Objective: Transcribe the material below exactly as it appears.

>> BEGIN

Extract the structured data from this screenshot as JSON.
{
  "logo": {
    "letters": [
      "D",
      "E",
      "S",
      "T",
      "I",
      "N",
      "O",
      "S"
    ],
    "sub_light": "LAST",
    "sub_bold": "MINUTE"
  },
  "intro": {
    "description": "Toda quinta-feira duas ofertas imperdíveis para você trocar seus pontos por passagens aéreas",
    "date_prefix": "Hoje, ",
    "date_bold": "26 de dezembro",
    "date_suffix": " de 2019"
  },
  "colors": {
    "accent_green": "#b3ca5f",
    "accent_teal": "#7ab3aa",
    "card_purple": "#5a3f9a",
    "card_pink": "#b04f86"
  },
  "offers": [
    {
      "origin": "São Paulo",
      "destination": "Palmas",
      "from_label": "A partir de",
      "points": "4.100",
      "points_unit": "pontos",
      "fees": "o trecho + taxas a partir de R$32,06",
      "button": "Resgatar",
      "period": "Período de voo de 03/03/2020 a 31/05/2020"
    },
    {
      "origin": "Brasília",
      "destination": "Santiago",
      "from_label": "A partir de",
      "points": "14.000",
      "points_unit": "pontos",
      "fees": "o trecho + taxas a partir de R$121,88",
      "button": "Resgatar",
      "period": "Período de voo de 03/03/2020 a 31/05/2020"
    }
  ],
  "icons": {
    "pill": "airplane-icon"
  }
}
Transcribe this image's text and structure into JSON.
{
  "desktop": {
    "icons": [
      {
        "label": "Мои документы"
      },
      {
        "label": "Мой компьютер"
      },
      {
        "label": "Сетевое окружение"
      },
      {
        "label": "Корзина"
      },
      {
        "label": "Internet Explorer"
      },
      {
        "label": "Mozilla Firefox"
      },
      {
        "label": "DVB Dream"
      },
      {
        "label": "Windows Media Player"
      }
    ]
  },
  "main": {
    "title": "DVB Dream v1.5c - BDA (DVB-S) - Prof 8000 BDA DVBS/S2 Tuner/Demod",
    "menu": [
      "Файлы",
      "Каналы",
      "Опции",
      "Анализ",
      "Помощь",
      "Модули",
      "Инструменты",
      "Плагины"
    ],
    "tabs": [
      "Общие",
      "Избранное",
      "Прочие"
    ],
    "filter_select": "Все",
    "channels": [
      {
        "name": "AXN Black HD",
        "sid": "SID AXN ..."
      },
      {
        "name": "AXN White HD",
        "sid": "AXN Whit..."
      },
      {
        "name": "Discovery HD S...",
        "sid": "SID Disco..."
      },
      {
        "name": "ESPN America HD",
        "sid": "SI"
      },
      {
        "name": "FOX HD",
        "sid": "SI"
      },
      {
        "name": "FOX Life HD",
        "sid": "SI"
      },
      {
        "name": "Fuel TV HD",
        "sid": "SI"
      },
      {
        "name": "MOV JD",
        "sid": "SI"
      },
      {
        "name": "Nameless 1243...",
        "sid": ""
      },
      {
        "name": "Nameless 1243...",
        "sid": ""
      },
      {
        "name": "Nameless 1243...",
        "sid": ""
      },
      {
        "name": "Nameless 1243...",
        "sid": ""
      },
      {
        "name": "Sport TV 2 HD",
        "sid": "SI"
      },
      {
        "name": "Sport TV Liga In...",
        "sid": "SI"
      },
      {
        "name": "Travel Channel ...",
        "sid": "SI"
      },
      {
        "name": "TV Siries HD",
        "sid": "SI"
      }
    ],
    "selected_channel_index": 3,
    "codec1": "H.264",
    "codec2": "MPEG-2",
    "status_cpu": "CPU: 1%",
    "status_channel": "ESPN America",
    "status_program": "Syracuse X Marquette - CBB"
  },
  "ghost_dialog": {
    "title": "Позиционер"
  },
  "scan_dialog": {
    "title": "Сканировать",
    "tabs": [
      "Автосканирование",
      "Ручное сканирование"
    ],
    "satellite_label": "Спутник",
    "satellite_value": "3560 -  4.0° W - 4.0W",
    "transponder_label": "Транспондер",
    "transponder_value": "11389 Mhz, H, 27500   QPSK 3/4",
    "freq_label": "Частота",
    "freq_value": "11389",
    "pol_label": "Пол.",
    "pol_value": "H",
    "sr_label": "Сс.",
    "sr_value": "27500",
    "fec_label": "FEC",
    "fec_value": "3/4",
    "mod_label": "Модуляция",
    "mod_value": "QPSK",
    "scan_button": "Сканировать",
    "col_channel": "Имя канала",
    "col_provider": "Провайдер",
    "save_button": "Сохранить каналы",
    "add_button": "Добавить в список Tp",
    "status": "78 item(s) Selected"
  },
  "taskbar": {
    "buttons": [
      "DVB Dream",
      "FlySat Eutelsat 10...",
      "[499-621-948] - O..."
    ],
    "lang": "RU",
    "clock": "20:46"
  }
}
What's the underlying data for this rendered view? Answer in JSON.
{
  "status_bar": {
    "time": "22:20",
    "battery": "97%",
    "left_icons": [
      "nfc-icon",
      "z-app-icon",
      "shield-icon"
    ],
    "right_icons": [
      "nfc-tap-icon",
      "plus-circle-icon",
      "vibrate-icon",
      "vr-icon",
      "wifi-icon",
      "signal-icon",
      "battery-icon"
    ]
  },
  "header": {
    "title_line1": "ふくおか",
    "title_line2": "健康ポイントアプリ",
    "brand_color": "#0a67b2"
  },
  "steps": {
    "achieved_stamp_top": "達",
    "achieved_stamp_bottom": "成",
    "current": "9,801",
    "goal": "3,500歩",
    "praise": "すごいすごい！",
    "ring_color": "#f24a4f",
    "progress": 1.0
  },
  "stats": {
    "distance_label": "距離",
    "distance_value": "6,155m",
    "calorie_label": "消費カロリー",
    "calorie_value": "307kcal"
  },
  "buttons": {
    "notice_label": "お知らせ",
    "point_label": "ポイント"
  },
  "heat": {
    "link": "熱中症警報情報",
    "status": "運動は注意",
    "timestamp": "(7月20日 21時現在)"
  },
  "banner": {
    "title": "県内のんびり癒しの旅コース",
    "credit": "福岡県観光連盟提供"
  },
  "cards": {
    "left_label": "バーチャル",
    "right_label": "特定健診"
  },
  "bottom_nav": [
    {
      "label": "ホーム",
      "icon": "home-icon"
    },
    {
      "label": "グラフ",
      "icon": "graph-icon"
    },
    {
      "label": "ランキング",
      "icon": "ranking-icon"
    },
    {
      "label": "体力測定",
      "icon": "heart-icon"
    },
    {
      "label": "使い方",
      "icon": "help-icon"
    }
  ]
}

>> END

Exercise response:
Extract the structured data from this screenshot as JSON.
{
  "logo": {
    "letters": [
      "D",
      "E",
      "S",
      "T",
      "I",
      "N",
      "O",
      "S"
    ],
    "sub_light": "LAST",
    "sub_bold": "MINUTE"
  },
  "intro": {
    "description": "Toda quinta-feira duas ofertas imperdíveis para você trocar seus pontos por passagens aéreas",
    "date_prefix": "Hoje, ",
    "date_bold": "26 de dezembro",
    "date_suffix": " de 2019"
  },
  "colors": {
    "accent_green": "#b3ca5f",
    "accent_teal": "#7ab3aa",
    "card_purple": "#5a3f9a",
    "card_pink": "#b04f86"
  },
  "offers": [
    {
      "origin": "São Paulo",
      "destination": "Palmas",
      "from_label": "A partir de",
      "points": "4.100",
      "points_unit": "pontos",
      "fees": "o trecho + taxas a partir de R$32,06",
      "button": "Resgatar",
      "period": "Período de voo de 03/03/2020 a 31/05/2020"
    },
    {
      "origin": "Brasília",
      "destination": "Santiago",
      "from_label": "A partir de",
      "points": "14.000",
      "points_unit": "pontos",
      "fees": "o trecho + taxas a partir de R$121,88",
      "button": "Resgatar",
      "period": "Período de voo de 03/03/2020 a 31/05/2020"
    }
  ],
  "icons": {
    "pill": "airplane-icon"
  }
}
Transcribe this image's text and structure into JSON.
{
  "desktop": {
    "icons": [
      {
        "label": "Мои документы"
      },
      {
        "label": "Мой компьютер"
      },
      {
        "label": "Сетевое окружение"
      },
      {
        "label": "Корзина"
      },
      {
        "label": "Internet Explorer"
      },
      {
        "label": "Mozilla Firefox"
      },
      {
        "label": "DVB Dream"
      },
      {
        "label": "Windows Media Player"
      }
    ]
  },
  "main": {
    "title": "DVB Dream v1.5c - BDA (DVB-S) - Prof 8000 BDA DVBS/S2 Tuner/Demod",
    "menu": [
      "Файлы",
      "Каналы",
      "Опции",
      "Анализ",
      "Помощь",
      "Модули",
      "Инструменты",
      "Плагины"
    ],
    "tabs": [
      "Общие",
      "Избранное",
      "Прочие"
    ],
    "filter_select": "Все",
    "channels": [
      {
        "name": "AXN Black HD",
        "sid": "SID AXN ..."
      },
      {
        "name": "AXN White HD",
        "sid": "AXN Whit..."
      },
      {
        "name": "Discovery HD S...",
        "sid": "SID Disco..."
      },
      {
        "name": "ESPN America HD",
        "sid": "SI"
      },
      {
        "name": "FOX HD",
        "sid": "SI"
      },
      {
        "name": "FOX Life HD",
        "sid": "SI"
      },
      {
        "name": "Fuel TV HD",
        "sid": "SI"
      },
      {
        "name": "MOV JD",
        "sid": "SI"
      },
      {
        "name": "Nameless 1243...",
        "sid": ""
      },
      {
        "name": "Nameless 1243...",
        "sid": ""
      },
      {
        "name": "Nameless 1243...",
        "sid": ""
      },
      {
        "name": "Nameless 1243...",
        "sid": ""
      },
      {
        "name": "Sport TV 2 HD",
        "sid": "SI"
      },
      {
        "name": "Sport TV Liga In...",
        "sid": "SI"
      },
      {
        "name": "Travel Channel ...",
        "sid": "SI"
      },
      {
        "name": "TV Siries HD",
        "sid": "SI"
      }
    ],
    "selected_channel_index": 3,
    "codec1": "H.264",
    "codec2": "MPEG-2",
    "status_cpu": "CPU: 1%",
    "status_channel": "ESPN America",
    "status_program": "Syracuse X Marquette - CBB"
  },
  "ghost_dialog": {
    "title": "Позиционер"
  },
  "scan_dialog": {
    "title": "Сканировать",
    "tabs": [
      "Автосканирование",
      "Ручное сканирование"
    ],
    "satellite_label": "Спутник",
    "satellite_value": "3560 -  4.0° W - 4.0W",
    "transponder_label": "Транспондер",
    "transponder_value": "11389 Mhz, H, 27500   QPSK 3/4",
    "freq_label": "Частота",
    "freq_value": "11389",
    "pol_label": "Пол.",
    "pol_value": "H",
    "sr_label": "Сс.",
    "sr_value": "27500",
    "fec_label": "FEC",
    "fec_value": "3/4",
    "mod_label": "Модуляция",
    "mod_value": "QPSK",
    "scan_button": "Сканировать",
    "col_channel": "Имя канала",
    "col_provider": "Провайдер",
    "save_button": "Сохранить каналы",
    "add_button": "Добавить в список Tp",
    "status": "78 item(s) Selected"
  },
  "taskbar": {
    "buttons": [
      "DVB Dream",
      "FlySat Eutelsat 10...",
      "[499-621-948] - O..."
    ],
    "lang": "RU",
    "clock": "20:46"
  }
}
What's the underlying data for this rendered view? Answer in JSON.
{
  "status_bar": {
    "time": "22:20",
    "battery": "97%",
    "left_icons": [
      "nfc-icon",
      "z-app-icon",
      "shield-icon"
    ],
    "right_icons": [
      "nfc-tap-icon",
      "plus-circle-icon",
      "vibrate-icon",
      "vr-icon",
      "wifi-icon",
      "signal-icon",
      "battery-icon"
    ]
  },
  "header": {
    "title_line1": "ふくおか",
    "title_line2": "健康ポイントアプリ",
    "brand_color": "#0a67b2"
  },
  "steps": {
    "achieved_stamp_top": "達",
    "achieved_stamp_bottom": "成",
    "current": "9,801",
    "goal": "3,500歩",
    "praise": "すごいすごい！",
    "ring_color": "#f24a4f",
    "progress": 1.0
  },
  "stats": {
    "distance_label": "距離",
    "distance_value": "6,155m",
    "calorie_label": "消費カロリー",
    "calorie_value": "307kcal"
  },
  "buttons": {
    "notice_label": "お知らせ",
    "point_label": "ポイント"
  },
  "heat": {
    "link": "熱中症警報情報",
    "status": "運動は注意",
    "timestamp": "(7月20日 21時現在)"
  },
  "banner": {
    "title": "県内のんびり癒しの旅コース",
    "credit": "福岡県観光連盟提供"
  },
  "cards": {
    "left_label": "バーチャル",
    "right_label": "特定健診"
  },
  "bottom_nav": [
    {
      "label": "ホーム",
      "icon": "home-icon"
    },
    {
      "label": "グラフ",
      "icon": "graph-icon"
    },
    {
      "label": "ランキング",
      "icon": "ranking-icon"
    },
    {
      "label": "体力測定",
      "icon": "heart-icon"
    },
    {
      "label": "使い方",
      "icon": "help-icon"
    }
  ]
}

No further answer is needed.